═══ Materials provided
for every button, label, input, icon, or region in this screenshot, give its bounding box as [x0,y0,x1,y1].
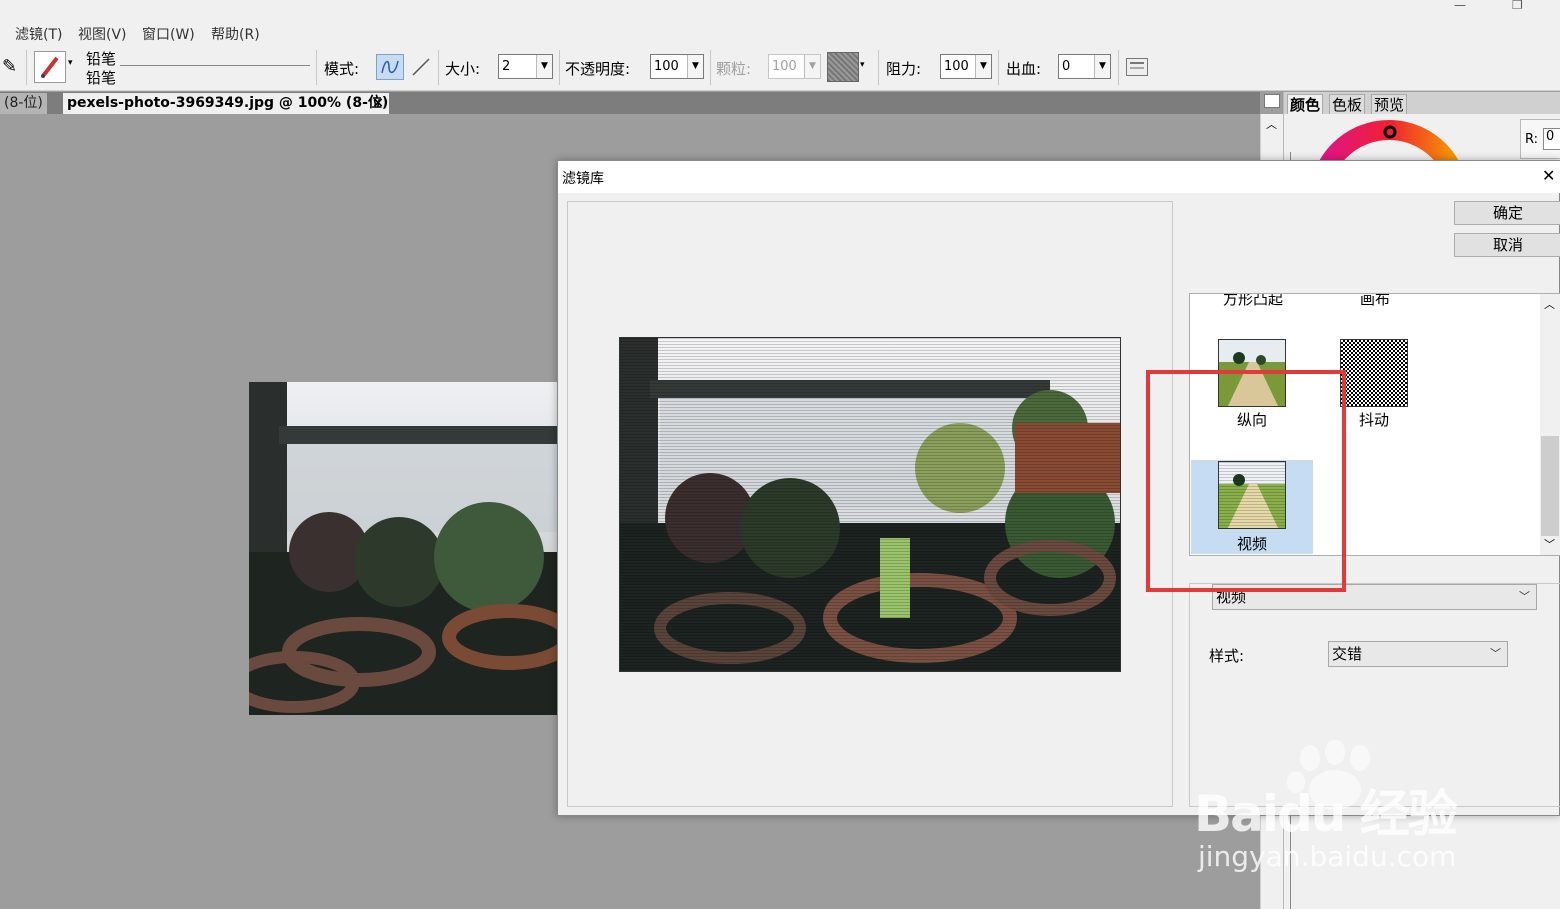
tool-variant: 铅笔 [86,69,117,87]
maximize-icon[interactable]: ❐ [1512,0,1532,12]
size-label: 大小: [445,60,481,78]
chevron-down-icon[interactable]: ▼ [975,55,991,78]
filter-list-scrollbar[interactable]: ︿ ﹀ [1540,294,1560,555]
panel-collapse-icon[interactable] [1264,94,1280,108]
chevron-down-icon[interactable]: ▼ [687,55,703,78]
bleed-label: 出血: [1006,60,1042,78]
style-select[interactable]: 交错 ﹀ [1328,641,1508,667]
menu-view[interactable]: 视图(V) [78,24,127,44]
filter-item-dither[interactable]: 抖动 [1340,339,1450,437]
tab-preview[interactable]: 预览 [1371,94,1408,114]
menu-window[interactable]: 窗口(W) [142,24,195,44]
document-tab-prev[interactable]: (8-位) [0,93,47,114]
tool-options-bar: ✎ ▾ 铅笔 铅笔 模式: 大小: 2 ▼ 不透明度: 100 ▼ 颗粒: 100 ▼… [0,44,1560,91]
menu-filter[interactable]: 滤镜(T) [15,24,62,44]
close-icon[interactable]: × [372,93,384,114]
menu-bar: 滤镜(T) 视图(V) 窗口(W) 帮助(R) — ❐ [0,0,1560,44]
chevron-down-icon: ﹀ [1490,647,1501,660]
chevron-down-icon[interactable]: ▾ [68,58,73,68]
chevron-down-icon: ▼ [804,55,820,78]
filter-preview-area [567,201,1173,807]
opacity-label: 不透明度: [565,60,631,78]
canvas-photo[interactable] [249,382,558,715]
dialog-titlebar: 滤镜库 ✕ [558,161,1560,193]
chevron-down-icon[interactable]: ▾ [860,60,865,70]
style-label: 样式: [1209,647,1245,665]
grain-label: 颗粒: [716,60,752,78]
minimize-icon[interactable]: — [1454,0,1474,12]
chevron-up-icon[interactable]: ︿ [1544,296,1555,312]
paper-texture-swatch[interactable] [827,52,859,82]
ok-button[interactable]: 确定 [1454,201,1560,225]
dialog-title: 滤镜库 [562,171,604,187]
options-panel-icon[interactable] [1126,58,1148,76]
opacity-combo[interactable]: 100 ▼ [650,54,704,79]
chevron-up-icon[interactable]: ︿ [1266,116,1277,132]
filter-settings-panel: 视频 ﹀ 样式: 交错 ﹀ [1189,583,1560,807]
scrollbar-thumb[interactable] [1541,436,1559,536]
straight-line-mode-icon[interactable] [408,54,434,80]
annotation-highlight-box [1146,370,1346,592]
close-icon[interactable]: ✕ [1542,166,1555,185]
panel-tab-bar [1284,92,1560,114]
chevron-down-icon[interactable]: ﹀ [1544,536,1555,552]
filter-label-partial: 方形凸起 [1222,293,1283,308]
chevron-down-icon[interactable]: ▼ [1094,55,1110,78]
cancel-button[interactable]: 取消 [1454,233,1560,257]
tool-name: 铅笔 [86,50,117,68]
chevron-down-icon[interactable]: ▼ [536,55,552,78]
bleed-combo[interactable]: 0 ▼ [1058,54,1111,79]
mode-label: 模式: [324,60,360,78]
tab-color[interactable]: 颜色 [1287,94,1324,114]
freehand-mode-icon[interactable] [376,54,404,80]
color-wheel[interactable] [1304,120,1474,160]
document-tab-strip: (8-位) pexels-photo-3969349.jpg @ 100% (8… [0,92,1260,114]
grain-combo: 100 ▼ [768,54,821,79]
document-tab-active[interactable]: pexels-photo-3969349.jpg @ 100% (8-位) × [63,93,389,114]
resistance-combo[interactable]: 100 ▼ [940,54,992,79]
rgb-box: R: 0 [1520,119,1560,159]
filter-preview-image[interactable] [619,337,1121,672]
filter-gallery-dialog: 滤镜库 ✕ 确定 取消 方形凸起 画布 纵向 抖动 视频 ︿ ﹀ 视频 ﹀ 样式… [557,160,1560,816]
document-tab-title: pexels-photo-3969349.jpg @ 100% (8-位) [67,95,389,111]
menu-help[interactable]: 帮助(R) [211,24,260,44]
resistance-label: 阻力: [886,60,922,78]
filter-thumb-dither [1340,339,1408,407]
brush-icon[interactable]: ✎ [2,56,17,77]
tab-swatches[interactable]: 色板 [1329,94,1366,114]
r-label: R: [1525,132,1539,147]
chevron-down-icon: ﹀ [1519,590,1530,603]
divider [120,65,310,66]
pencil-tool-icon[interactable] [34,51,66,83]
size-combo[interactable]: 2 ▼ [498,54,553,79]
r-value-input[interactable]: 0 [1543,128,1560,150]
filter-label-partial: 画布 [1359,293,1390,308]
══════
═══ Materials provided
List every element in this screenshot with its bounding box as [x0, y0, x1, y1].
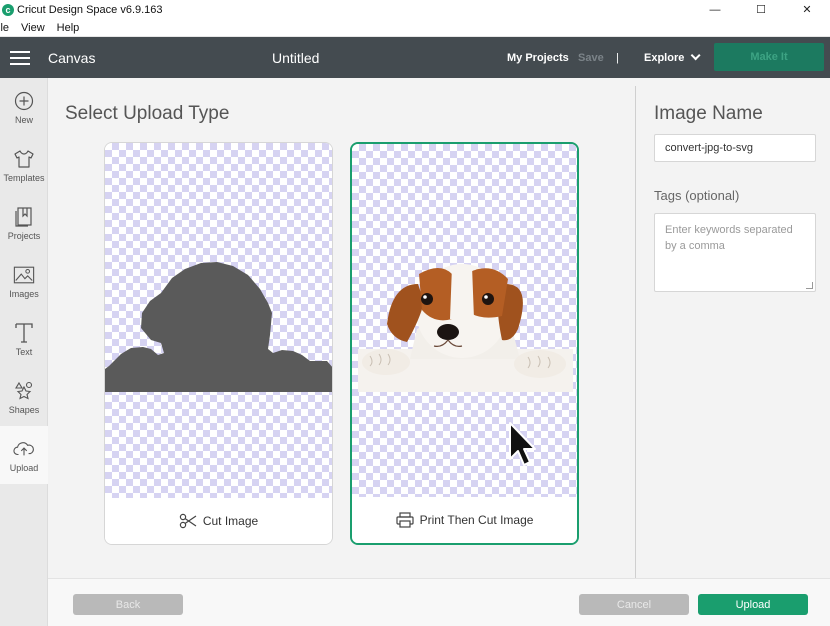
══════
Task directions →
Please take everything from the line containing "for every button, label, input, icon, or" down to the line containing "chevron-down-icon[interactable]: ▼ [687,55,703,78]" and rewrite it with "screenshot" switched to "image", keeping all else unchanged and leaving out the pictures.

Solution →
for every button, label, input, icon, or region in this image, give its bounding box as [x0,y0,x1,y1].
tool-variant: 铅笔 [86,69,117,87]
maximize-icon[interactable]: ❐ [1512,0,1532,12]
size-label: 大小: [445,60,481,78]
chevron-down-icon[interactable]: ▼ [975,55,991,78]
filter-list-scrollbar[interactable]: ︿ ﹀ [1540,294,1560,555]
panel-collapse-icon[interactable] [1264,94,1280,108]
chevron-down-icon[interactable]: ▼ [687,55,703,78]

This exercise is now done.